Requirements: Using the entries that follow, count the lines containing the word "title" and give that number by itself.

(Entries taken from a collection)
====================

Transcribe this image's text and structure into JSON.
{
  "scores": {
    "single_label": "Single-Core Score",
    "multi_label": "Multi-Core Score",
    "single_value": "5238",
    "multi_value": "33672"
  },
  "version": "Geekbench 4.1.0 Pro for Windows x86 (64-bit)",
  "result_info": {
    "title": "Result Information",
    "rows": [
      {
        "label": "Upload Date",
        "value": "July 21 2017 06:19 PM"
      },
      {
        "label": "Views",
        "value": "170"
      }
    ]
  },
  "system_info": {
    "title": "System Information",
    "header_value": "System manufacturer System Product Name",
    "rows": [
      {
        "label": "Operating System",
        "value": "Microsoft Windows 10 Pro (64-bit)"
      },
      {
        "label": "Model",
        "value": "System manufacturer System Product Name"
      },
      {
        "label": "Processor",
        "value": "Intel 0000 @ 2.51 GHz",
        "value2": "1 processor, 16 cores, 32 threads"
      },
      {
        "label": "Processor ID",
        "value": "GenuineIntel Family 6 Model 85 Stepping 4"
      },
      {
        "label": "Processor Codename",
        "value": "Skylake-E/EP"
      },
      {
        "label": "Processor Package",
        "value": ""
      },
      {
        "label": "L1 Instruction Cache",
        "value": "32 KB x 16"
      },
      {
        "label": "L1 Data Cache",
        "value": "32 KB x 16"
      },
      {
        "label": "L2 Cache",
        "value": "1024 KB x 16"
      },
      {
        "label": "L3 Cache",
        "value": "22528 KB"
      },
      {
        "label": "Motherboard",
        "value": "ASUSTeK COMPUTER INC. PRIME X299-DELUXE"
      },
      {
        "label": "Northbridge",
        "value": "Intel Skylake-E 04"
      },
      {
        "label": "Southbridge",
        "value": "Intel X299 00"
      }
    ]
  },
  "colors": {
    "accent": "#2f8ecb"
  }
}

====================

The reply: 2